▸ **WORK TO DO**
Below are some records. Pull every line that contains the word "Radar".

▸ **SUPPLIED RECORDS**
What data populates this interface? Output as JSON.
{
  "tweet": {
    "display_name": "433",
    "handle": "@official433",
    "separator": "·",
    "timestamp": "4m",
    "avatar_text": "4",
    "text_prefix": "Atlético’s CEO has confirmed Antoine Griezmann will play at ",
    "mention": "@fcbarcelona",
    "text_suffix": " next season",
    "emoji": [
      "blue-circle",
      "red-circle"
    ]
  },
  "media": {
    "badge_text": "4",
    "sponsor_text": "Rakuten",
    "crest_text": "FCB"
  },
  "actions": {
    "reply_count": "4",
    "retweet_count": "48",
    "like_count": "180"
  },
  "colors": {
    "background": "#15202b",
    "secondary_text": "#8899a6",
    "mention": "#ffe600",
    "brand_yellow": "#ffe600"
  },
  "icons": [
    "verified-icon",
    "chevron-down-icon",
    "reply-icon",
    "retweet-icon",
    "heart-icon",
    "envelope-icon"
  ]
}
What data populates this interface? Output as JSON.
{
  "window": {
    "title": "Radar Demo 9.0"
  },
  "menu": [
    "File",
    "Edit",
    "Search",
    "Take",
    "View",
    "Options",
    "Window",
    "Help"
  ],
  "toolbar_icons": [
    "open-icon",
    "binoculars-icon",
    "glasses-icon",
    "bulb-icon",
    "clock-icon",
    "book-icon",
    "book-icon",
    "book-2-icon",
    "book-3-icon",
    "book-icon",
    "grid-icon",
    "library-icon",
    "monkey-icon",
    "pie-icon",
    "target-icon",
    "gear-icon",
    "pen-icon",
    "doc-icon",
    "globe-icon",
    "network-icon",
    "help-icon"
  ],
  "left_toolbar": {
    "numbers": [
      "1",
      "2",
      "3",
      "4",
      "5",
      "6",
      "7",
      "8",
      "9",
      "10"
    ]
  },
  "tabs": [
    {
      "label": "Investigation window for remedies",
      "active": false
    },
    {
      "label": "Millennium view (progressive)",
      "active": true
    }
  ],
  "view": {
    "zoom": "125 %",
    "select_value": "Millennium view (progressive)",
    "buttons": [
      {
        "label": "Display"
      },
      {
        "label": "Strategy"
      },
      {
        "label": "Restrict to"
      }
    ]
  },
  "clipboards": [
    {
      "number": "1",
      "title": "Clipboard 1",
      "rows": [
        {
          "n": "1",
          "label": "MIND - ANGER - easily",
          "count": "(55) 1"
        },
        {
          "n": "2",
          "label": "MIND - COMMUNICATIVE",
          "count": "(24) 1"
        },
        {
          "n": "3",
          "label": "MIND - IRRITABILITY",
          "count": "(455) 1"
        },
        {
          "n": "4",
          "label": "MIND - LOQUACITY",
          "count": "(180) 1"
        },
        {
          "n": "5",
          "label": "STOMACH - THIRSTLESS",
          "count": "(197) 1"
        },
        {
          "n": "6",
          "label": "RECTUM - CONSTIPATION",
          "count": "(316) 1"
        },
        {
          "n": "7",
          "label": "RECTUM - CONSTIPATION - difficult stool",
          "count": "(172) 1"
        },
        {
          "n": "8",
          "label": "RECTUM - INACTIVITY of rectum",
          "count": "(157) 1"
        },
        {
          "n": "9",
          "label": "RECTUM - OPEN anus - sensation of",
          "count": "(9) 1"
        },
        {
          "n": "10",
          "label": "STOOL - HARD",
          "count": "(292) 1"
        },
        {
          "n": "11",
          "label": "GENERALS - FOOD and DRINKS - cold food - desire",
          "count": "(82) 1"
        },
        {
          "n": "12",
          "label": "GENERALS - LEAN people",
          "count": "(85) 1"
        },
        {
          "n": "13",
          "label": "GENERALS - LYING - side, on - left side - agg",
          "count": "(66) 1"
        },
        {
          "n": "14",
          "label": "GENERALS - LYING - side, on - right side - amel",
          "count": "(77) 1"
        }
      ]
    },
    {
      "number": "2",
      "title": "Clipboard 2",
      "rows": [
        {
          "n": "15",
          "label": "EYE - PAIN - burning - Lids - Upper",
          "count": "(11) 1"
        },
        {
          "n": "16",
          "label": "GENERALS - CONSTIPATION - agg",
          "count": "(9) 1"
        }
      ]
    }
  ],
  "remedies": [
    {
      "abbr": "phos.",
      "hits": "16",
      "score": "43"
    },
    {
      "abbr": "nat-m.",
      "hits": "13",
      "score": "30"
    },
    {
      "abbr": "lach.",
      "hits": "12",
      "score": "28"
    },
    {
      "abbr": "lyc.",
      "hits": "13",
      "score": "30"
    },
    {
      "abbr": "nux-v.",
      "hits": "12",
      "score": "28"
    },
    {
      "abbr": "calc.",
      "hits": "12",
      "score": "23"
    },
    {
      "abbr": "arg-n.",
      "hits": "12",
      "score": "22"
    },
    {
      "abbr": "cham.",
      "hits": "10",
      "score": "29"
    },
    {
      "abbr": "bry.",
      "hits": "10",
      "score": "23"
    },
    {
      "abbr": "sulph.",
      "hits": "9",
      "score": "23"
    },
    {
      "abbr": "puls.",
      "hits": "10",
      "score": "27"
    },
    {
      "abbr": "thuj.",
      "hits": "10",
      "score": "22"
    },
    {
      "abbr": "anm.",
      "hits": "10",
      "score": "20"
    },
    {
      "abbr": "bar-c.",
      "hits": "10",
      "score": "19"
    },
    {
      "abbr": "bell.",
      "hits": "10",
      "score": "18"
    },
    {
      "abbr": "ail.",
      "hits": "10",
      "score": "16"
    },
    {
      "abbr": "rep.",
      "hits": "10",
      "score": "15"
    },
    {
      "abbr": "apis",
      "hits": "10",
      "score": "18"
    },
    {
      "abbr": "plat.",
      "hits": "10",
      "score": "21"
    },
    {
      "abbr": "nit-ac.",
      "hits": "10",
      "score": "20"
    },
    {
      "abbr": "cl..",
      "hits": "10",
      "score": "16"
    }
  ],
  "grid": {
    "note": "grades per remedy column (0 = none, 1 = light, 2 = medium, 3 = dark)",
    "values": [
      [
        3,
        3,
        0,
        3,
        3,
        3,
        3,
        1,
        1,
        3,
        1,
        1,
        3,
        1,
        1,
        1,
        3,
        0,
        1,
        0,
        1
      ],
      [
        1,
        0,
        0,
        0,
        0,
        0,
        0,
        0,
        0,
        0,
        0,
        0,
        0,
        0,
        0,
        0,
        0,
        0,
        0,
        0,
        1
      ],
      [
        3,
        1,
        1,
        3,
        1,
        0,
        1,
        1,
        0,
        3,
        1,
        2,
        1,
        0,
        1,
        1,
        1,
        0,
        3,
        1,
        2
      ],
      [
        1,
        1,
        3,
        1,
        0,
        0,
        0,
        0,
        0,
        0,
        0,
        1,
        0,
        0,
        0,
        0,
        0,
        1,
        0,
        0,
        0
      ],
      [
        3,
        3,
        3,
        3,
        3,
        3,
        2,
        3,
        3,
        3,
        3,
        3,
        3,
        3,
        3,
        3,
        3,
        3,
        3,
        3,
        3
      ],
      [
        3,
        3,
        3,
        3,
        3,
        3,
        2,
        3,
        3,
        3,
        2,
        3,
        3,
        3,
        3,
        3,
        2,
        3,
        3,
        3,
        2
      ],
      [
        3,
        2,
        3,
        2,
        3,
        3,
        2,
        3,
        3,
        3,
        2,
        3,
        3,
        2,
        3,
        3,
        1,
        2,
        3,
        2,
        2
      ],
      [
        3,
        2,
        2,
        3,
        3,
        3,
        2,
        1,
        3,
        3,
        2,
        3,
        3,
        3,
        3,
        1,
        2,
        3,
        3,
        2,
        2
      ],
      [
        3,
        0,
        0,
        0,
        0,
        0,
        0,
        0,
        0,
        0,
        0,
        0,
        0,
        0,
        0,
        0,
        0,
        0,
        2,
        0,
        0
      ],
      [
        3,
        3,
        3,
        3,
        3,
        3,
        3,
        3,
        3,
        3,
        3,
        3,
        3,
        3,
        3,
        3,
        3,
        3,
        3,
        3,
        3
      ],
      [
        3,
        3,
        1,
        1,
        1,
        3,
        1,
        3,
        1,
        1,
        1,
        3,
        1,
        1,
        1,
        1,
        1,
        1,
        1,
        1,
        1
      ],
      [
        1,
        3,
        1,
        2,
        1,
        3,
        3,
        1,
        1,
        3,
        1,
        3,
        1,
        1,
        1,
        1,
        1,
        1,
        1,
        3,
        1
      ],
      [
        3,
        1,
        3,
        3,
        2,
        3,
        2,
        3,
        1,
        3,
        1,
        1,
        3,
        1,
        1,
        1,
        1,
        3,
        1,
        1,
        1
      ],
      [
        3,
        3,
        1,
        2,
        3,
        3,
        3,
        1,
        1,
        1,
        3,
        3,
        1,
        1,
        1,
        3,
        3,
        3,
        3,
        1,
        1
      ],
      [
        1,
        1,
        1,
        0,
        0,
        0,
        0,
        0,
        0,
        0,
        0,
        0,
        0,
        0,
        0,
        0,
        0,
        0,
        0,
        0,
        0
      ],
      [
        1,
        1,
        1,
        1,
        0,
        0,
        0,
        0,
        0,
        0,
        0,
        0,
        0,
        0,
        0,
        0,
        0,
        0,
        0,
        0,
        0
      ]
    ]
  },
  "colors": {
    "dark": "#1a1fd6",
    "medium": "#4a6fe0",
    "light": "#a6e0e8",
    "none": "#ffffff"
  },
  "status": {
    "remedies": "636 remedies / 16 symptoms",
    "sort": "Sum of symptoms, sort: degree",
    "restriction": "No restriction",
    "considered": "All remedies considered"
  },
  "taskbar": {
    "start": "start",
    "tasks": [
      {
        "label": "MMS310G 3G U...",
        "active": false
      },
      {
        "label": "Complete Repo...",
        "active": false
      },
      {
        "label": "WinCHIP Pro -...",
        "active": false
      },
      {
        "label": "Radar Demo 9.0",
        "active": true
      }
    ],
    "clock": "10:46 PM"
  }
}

▸ **EXPECTED ANSWER**
    "title": "Radar Demo 9.0"
        "label": "Radar Demo 9.0",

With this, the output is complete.